GIVEN TASK:
Reproduce the material line by line, starting at its first line and ending at the line that contains "y-axis-arrow xyxy=(93,302,101,314)", both included.

## BEGIN RECORDS PROVIDED

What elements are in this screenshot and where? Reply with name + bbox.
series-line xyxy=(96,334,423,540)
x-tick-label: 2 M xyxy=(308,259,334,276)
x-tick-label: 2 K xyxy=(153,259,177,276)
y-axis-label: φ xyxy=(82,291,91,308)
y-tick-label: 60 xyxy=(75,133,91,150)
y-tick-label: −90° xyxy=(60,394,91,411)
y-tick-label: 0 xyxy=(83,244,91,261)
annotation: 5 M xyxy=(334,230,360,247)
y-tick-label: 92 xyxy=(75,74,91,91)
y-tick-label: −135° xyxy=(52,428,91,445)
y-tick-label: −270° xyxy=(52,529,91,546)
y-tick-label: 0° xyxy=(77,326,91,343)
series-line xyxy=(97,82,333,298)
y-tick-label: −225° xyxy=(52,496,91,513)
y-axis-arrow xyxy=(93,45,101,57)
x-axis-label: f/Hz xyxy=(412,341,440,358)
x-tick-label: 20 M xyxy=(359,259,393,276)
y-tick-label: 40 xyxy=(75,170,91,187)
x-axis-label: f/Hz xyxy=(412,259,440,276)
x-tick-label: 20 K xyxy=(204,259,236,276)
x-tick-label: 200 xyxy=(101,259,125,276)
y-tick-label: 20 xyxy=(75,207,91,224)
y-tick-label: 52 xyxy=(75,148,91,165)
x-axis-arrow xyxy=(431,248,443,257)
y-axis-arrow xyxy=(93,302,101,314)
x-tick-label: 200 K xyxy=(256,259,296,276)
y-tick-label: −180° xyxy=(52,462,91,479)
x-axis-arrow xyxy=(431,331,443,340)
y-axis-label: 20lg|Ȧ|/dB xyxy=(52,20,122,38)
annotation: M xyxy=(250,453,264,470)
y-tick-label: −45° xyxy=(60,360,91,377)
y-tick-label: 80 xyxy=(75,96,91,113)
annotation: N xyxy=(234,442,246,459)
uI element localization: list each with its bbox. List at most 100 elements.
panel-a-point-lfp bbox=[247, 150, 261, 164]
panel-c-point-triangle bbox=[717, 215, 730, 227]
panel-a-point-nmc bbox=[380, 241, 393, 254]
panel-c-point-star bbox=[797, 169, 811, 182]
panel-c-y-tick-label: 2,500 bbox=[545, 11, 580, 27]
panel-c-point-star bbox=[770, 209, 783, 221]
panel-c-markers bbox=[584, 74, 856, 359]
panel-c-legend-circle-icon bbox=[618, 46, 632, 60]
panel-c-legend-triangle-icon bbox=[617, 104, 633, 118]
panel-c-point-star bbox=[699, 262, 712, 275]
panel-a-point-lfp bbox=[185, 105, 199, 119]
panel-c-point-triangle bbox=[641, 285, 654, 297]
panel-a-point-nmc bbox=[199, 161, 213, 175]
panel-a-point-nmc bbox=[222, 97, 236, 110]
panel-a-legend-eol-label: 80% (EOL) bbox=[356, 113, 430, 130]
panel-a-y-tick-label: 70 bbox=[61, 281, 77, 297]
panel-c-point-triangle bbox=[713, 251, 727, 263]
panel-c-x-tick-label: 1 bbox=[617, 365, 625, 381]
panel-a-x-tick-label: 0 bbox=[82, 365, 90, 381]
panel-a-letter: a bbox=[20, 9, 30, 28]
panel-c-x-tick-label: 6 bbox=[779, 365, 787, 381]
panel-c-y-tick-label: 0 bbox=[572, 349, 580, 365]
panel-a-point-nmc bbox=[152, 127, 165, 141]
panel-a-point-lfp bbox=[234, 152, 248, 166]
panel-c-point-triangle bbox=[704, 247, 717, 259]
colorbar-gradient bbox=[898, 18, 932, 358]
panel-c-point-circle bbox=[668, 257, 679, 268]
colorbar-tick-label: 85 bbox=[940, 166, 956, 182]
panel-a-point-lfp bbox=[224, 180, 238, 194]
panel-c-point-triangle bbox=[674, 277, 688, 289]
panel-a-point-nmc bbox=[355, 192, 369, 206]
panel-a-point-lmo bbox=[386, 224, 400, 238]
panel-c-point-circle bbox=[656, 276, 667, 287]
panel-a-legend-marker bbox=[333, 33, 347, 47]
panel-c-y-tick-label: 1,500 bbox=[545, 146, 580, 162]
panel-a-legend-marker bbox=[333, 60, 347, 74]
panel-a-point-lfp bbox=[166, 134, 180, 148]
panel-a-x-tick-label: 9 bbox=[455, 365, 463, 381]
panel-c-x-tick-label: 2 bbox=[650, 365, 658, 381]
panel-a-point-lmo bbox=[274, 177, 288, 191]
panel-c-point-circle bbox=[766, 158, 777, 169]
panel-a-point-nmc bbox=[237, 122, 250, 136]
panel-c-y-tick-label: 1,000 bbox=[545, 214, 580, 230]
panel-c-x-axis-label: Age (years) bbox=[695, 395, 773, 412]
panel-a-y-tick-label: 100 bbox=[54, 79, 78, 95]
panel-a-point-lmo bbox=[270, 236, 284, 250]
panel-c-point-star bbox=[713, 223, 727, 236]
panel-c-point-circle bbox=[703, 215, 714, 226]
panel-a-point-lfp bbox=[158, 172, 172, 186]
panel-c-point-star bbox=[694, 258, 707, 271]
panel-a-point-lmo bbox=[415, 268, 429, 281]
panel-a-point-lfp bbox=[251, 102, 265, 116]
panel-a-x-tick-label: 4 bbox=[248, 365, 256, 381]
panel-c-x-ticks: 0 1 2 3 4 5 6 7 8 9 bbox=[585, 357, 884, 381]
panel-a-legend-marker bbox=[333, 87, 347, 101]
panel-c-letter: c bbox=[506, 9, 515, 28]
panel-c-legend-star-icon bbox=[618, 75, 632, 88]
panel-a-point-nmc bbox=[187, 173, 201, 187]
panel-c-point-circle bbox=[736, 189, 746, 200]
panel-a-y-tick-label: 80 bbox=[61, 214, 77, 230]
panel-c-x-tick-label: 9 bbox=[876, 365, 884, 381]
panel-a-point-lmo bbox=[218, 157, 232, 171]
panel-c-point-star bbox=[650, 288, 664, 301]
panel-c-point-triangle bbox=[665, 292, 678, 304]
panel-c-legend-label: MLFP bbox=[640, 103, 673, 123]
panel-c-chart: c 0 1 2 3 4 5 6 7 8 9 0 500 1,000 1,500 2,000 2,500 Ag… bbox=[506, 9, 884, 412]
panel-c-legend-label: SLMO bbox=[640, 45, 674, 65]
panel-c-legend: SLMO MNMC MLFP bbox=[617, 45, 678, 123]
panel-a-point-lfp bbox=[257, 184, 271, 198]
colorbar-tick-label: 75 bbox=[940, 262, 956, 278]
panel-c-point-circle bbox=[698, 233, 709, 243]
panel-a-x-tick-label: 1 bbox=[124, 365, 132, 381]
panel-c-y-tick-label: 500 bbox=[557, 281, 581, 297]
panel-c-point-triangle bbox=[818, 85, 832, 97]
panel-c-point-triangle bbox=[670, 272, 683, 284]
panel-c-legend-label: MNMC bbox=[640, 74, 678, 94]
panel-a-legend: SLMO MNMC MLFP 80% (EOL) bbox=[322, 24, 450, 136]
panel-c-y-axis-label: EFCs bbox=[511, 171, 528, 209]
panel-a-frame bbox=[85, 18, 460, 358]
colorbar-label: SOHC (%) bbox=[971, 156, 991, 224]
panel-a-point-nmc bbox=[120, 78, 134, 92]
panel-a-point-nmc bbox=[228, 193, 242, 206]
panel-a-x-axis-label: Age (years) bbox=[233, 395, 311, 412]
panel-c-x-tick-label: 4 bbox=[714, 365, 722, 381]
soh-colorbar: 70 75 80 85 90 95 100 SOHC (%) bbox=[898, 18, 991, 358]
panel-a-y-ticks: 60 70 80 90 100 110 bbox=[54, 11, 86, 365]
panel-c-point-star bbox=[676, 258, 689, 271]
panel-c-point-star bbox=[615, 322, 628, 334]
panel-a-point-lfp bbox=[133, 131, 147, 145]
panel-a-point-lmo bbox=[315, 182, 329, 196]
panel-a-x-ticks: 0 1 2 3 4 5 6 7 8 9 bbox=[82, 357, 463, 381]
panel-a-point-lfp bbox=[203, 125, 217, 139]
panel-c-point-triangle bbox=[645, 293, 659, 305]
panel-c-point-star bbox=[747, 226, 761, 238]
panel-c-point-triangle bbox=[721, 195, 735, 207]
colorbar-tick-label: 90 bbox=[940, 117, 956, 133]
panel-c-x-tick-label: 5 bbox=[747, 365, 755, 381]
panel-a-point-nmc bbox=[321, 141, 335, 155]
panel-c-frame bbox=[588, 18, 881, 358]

## END RECORDS PROVIDED

SOLUTION:
What elements are in this screenshot and where? Reply with name + bbox.
series-line xyxy=(96,334,423,540)
x-tick-label: 2 M xyxy=(308,259,334,276)
x-tick-label: 2 K xyxy=(153,259,177,276)
y-axis-label: φ xyxy=(82,291,91,308)
y-tick-label: 60 xyxy=(75,133,91,150)
y-tick-label: −90° xyxy=(60,394,91,411)
y-tick-label: 0 xyxy=(83,244,91,261)
annotation: 5 M xyxy=(334,230,360,247)
y-tick-label: 92 xyxy=(75,74,91,91)
y-tick-label: −135° xyxy=(52,428,91,445)
y-tick-label: −270° xyxy=(52,529,91,546)
y-tick-label: 0° xyxy=(77,326,91,343)
series-line xyxy=(97,82,333,298)
y-tick-label: −225° xyxy=(52,496,91,513)
y-axis-arrow xyxy=(93,45,101,57)
x-axis-label: f/Hz xyxy=(412,341,440,358)
x-tick-label: 20 M xyxy=(359,259,393,276)
y-tick-label: 40 xyxy=(75,170,91,187)
x-axis-label: f/Hz xyxy=(412,259,440,276)
x-tick-label: 20 K xyxy=(204,259,236,276)
x-tick-label: 200 xyxy=(101,259,125,276)
y-tick-label: 20 xyxy=(75,207,91,224)
y-tick-label: 52 xyxy=(75,148,91,165)
x-axis-arrow xyxy=(431,248,443,257)
y-axis-arrow xyxy=(93,302,101,314)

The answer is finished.